Rows from a dataset

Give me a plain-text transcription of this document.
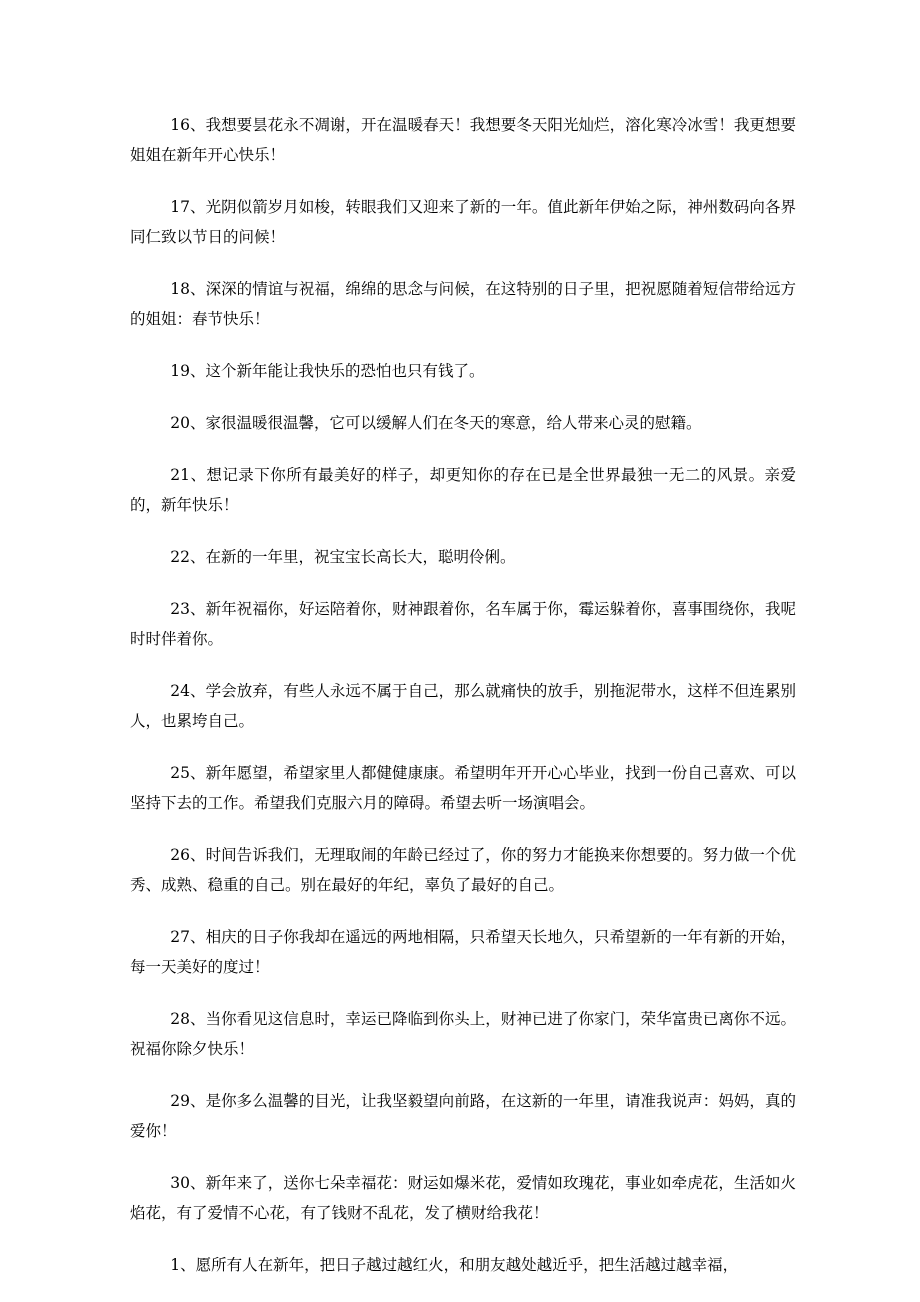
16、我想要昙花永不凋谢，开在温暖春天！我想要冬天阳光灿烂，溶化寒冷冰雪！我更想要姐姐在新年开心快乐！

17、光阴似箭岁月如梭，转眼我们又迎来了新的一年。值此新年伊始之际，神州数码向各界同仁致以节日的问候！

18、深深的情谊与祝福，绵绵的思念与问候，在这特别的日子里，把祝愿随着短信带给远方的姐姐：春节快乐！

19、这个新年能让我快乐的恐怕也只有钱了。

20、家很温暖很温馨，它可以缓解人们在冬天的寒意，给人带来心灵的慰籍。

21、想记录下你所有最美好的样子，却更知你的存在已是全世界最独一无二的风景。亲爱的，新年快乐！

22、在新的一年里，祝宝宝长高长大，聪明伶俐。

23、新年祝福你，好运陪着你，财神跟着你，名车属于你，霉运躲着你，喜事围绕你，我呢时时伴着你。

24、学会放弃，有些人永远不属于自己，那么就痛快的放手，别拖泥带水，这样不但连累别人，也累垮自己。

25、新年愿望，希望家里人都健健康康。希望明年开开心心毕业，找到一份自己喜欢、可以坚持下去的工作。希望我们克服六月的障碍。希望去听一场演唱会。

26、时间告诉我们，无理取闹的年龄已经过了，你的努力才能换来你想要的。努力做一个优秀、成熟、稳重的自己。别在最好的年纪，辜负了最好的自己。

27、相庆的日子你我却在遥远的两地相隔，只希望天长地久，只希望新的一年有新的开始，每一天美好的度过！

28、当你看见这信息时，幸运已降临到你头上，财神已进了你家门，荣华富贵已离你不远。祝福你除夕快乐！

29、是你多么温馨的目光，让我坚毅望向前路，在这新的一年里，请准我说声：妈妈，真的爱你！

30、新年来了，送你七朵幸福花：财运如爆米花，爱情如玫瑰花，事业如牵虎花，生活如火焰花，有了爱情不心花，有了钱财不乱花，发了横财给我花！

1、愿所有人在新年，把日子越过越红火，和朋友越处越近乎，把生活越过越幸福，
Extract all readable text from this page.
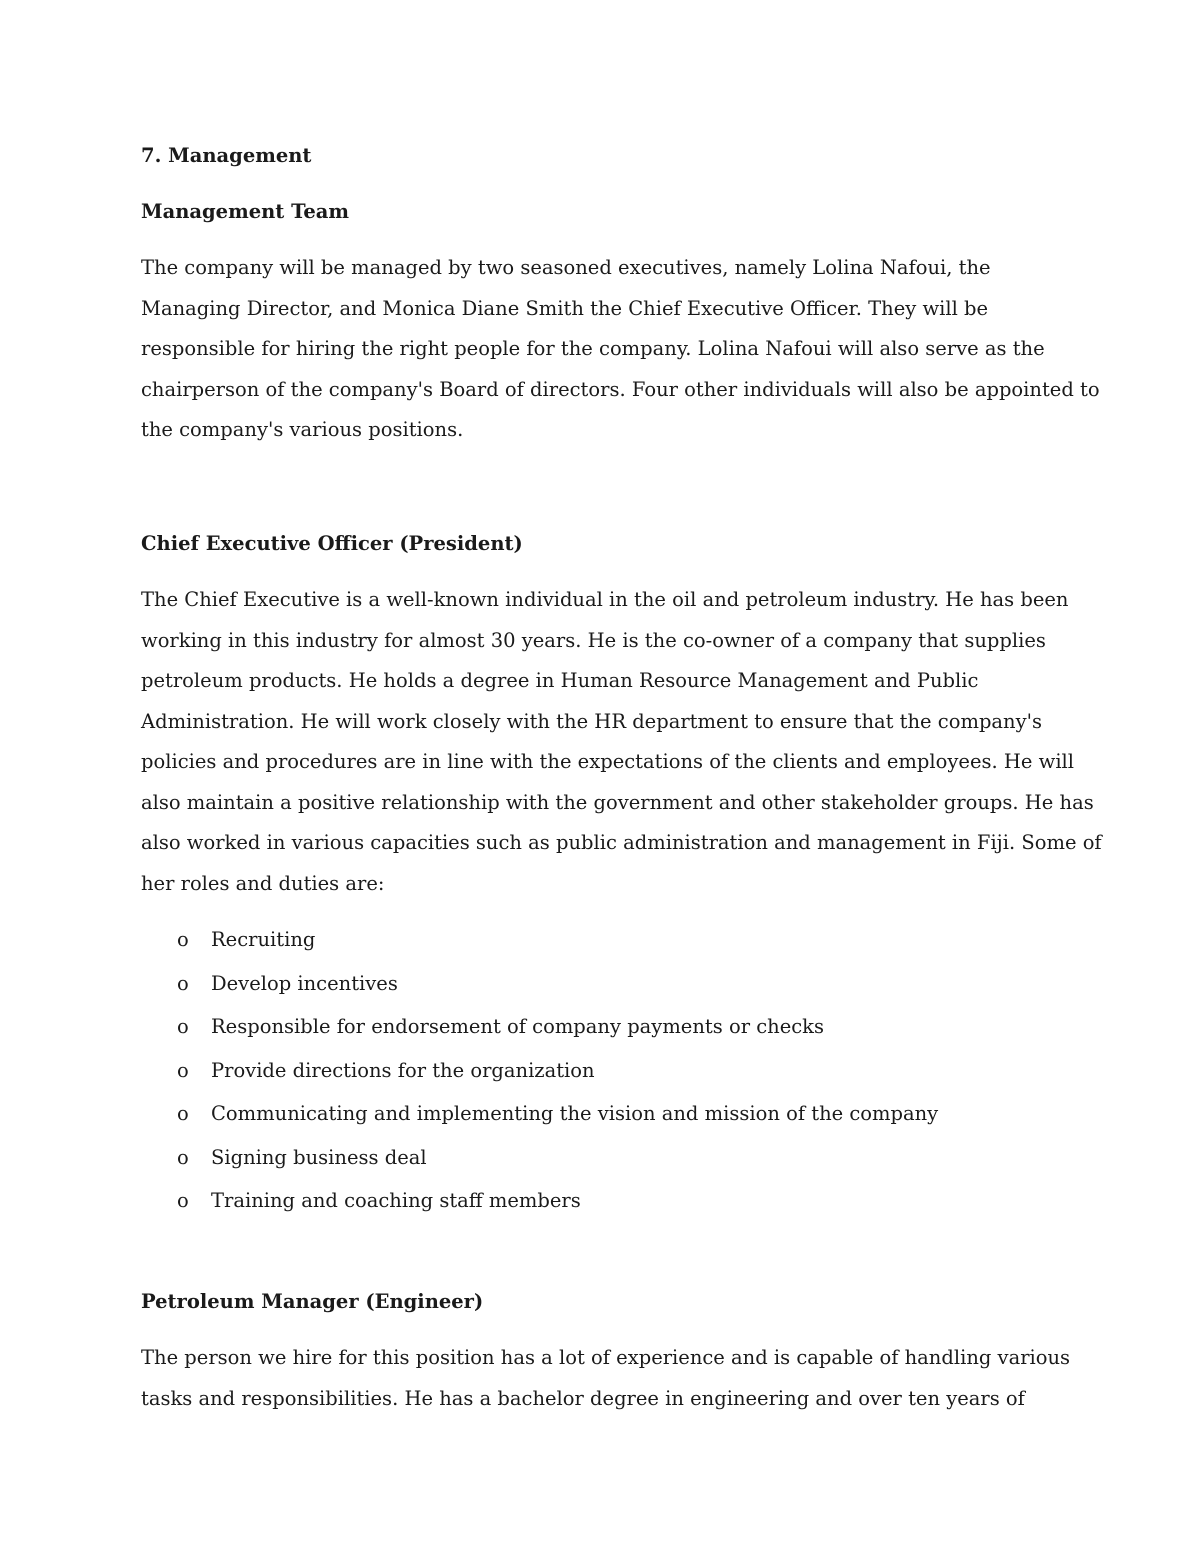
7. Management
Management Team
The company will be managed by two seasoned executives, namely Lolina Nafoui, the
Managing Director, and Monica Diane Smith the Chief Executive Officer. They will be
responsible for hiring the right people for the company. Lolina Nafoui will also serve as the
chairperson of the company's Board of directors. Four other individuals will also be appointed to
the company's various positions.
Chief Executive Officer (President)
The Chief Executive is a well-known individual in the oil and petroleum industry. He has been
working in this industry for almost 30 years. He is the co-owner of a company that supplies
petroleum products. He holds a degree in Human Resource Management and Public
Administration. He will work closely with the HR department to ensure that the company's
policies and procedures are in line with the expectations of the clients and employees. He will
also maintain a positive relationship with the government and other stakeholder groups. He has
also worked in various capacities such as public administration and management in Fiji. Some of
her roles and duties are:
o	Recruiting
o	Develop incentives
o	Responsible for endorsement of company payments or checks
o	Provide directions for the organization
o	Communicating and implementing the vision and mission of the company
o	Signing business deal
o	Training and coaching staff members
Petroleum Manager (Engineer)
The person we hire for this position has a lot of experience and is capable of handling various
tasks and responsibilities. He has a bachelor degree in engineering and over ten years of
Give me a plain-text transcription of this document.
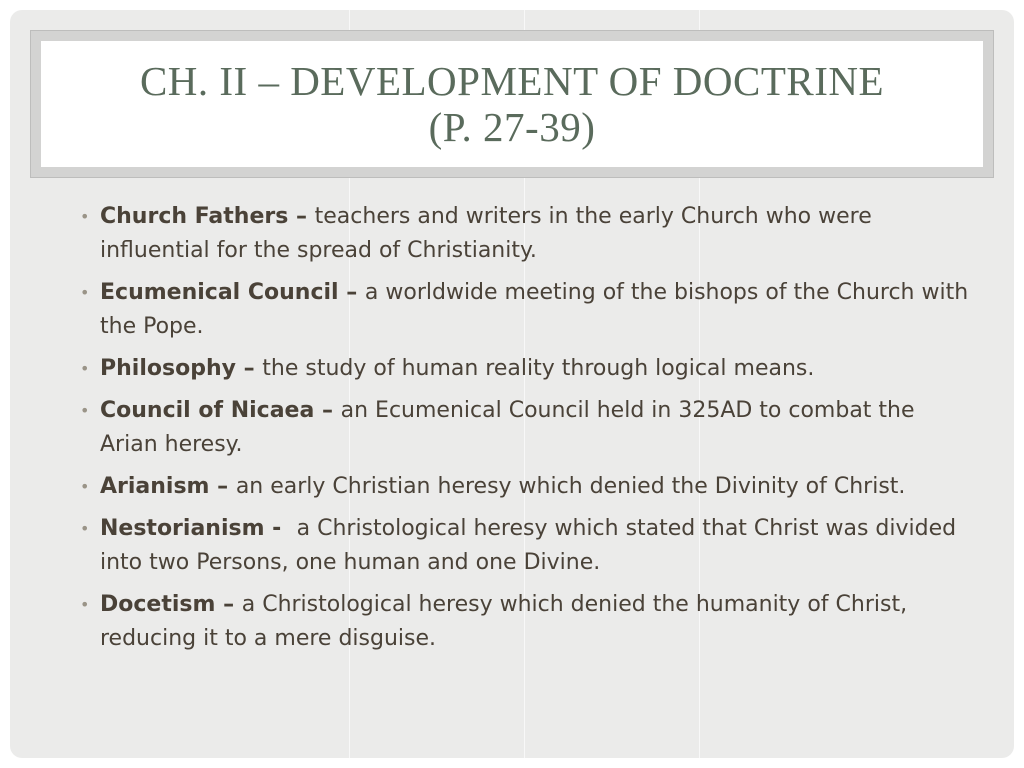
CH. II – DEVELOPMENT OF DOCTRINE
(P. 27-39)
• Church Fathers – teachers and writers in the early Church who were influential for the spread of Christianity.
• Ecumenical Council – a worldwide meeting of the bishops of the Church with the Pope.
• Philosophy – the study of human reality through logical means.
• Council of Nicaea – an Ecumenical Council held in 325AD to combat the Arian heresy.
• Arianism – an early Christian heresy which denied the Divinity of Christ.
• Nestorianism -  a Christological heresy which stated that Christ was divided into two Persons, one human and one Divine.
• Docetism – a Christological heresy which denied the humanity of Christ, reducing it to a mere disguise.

== Work to complete ==
Copy each line of the listing that holds the word "Council".

== Response to the task ==
• Ecumenical Council – a worldwide meeting of the bishops of the Church with the Pope.
• Council of Nicaea – an Ecumenical Council held in 325AD to combat the Arian heresy.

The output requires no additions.